* DATA TO PROCESS
────────────────

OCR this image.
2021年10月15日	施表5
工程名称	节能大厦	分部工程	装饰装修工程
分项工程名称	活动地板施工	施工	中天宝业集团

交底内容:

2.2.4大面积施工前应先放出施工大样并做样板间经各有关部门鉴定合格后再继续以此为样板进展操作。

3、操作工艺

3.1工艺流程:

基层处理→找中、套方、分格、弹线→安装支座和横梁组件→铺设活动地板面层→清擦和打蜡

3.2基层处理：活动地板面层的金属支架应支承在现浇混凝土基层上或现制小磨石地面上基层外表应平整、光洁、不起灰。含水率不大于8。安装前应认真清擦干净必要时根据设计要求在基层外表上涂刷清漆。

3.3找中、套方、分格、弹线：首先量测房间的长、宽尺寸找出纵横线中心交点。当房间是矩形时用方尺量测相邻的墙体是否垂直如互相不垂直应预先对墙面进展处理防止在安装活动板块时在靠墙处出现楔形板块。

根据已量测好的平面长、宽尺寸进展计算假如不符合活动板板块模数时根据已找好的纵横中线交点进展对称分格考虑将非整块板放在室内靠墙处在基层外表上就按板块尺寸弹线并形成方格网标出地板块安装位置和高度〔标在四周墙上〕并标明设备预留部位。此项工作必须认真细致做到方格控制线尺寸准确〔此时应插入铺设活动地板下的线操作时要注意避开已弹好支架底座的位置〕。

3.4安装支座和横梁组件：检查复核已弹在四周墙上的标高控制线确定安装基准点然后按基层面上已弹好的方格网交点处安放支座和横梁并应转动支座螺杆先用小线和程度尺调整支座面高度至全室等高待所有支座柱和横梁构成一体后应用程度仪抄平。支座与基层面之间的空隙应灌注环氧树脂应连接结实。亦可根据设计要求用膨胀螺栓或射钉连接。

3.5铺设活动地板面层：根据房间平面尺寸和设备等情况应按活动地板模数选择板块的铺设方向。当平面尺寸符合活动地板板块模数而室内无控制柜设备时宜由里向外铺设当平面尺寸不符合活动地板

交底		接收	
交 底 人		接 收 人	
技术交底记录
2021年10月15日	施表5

────────────────

* WHAT TO PRODUCE
Extract each entry in full, exactly as given.

* THE REPLY
OCR this image.
2021年10月15日	施表5
工程名称	节能大厦	分部工程	装饰装修工程
分项工程名称	活动地板施工	施工	中天宝业集团

交底内容:

2.2.4大面积施工前应先放出施工大样并做样板间经各有关部门鉴定合格后再继续以此为样板进展操作。

3、操作工艺

3.1工艺流程:

基层处理→找中、套方、分格、弹线→安装支座和横梁组件→铺设活动地板面层→清擦和打蜡

3.2基层处理：活动地板面层的金属支架应支承在现浇混凝土基层上或现制小磨石地面上基层外表应平整、光洁、不起灰。含水率不大于8。安装前应认真清擦干净必要时根据设计要求在基层外表上涂刷清漆。

3.3找中、套方、分格、弹线：首先量测房间的长、宽尺寸找出纵横线中心交点。当房间是矩形时用方尺量测相邻的墙体是否垂直如互相不垂直应预先对墙面进展处理防止在安装活动板块时在靠墙处出现楔形板块。

根据已量测好的平面长、宽尺寸进展计算假如不符合活动板板块模数时根据已找好的纵横中线交点进展对称分格考虑将非整块板放在室内靠墙处在基层外表上就按板块尺寸弹线并形成方格网标出地板块安装位置和高度〔标在四周墙上〕并标明设备预留部位。此项工作必须认真细致做到方格控制线尺寸准确〔此时应插入铺设活动地板下的线操作时要注意避开已弹好支架底座的位置〕。

3.4安装支座和横梁组件：检查复核已弹在四周墙上的标高控制线确定安装基准点然后按基层面上已弹好的方格网交点处安放支座和横梁并应转动支座螺杆先用小线和程度尺调整支座面高度至全室等高待所有支座柱和横梁构成一体后应用程度仪抄平。支座与基层面之间的空隙应灌注环氧树脂应连接结实。亦可根据设计要求用膨胀螺栓或射钉连接。

3.5铺设活动地板面层：根据房间平面尺寸和设备等情况应按活动地板模数选择板块的铺设方向。当平面尺寸符合活动地板板块模数而室内无控制柜设备时宜由里向外铺设当平面尺寸不符合活动地板

交底		接收	
交 底 人		接 收 人	
技术交底记录
2021年10月15日	施表5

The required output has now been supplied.